Position statement from National Athletic Trainers' Association includes family, personal hx, exams

WEDNESDAY, Feb. 12, 2014 (HealthDay News) -- Recommendations for preparticipation physical examinations (PPEs) have been updated and standardized, according to a position statement from the National Athletic Trainers' Association published in the January/February issue of the Journal of Athletic Training.

Kevin M. Conley, Ph.D., from the University of Pittsburgh, and colleagues developed recommendations for athletic trainers in order to standardize the content and administration of PPEs.

The authors note that the recommendations will provide the sports medicine community with tools to effectively and efficiently conduct the PPE, using scientific evidence and best practices. The recommendations include a comprehensive medical and family history, which should take into account the areas of greatest concern for sport participation, particularly cardiovascular issues, and which can identify 75 percent of problems. In addition, a limited general physical examination, including general health screening, is recommended, while specialized screening, including cardiovascular screening, neurologic screening, orthopedic screening, and general medical screening, should be included if necessary. Medication use, nutritional assessment, and mental health considerations should also be evaluated. The PPE can be conducted four to six weeks before preseason training to allow for follow-up of any findings, but could be conducted on the day of or before preseason training. Clearance of athletes should be based on published guidelines and the best available evidence.

"These suggested guidelines offer a comprehensive approach that we hope will be seriously reviewed and adapted by other sports and health organizations," Conley said in a statement. "Ensuring safe participation and reducing the risk of acute, chronic or catastrophic injury or death remains our primary goal."

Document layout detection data
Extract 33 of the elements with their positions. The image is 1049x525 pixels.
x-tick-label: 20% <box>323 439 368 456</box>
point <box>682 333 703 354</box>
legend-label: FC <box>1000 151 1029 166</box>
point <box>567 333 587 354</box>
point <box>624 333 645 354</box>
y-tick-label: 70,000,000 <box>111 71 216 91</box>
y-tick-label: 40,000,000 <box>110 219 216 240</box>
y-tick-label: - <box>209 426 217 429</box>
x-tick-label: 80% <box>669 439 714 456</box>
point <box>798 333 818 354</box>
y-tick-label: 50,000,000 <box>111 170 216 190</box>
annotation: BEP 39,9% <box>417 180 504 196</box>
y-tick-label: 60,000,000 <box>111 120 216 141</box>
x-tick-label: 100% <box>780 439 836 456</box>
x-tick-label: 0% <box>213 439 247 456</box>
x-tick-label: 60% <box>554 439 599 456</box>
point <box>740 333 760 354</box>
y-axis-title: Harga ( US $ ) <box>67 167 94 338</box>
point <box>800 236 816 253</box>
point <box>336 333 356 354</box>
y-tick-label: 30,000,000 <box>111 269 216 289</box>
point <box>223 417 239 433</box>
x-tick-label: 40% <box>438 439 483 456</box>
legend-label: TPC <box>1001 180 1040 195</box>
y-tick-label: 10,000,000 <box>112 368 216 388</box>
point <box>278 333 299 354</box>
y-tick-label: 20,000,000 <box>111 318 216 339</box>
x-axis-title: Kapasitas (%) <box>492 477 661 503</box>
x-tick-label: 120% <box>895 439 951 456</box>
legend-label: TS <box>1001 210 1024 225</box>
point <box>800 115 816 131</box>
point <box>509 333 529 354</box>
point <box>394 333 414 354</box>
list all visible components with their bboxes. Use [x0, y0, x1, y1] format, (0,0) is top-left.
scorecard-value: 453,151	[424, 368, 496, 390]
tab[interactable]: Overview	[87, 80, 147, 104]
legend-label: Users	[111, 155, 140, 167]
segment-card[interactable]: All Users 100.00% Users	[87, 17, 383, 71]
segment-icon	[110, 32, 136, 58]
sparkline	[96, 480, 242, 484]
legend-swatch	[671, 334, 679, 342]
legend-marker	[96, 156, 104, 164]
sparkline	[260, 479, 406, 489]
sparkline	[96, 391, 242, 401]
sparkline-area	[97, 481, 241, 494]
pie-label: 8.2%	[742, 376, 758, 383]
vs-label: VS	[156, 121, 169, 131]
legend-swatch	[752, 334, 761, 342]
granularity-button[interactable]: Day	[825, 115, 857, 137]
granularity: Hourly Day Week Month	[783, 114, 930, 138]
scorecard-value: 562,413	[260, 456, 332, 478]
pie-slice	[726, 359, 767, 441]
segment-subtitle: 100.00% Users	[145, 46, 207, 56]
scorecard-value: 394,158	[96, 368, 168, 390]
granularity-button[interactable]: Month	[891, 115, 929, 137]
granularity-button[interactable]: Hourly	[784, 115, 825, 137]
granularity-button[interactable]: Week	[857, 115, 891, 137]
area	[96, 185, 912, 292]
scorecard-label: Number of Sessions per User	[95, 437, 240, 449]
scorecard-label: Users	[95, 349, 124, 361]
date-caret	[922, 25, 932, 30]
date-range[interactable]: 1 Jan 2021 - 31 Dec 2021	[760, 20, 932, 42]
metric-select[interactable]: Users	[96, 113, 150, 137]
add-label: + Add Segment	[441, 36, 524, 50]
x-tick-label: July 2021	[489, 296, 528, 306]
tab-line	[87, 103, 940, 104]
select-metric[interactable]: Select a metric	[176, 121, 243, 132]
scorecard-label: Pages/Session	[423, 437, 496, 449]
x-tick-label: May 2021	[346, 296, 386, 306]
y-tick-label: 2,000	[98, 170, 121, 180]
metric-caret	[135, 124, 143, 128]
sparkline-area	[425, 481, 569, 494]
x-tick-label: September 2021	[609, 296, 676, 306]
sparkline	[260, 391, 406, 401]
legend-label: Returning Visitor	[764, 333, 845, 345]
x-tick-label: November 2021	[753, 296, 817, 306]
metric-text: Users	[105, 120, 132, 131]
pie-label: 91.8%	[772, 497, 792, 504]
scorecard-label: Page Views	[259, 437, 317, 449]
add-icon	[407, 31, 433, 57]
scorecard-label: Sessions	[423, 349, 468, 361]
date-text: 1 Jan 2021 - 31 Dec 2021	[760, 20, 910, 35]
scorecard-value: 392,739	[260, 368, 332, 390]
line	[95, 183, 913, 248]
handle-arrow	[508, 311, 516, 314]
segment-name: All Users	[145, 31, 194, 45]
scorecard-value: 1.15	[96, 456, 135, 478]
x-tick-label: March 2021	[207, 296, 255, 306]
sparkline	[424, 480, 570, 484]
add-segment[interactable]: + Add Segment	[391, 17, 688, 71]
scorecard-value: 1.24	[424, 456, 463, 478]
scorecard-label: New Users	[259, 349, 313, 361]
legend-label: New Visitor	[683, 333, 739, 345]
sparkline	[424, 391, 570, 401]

### What is required
Using the news item on preparticipation physical examinations, answer:
(a) In which journal, and which issue of it, was the position statement published?
(b) What percentage of problems can the medical and family history identify?
(c) How long before preseason training can the PPE be conducted to allow for follow-up of findings?

### Task result
(a) The January/February issue of the Journal of Athletic Training.
(b) 75 percent.
(c) Four to six weeks.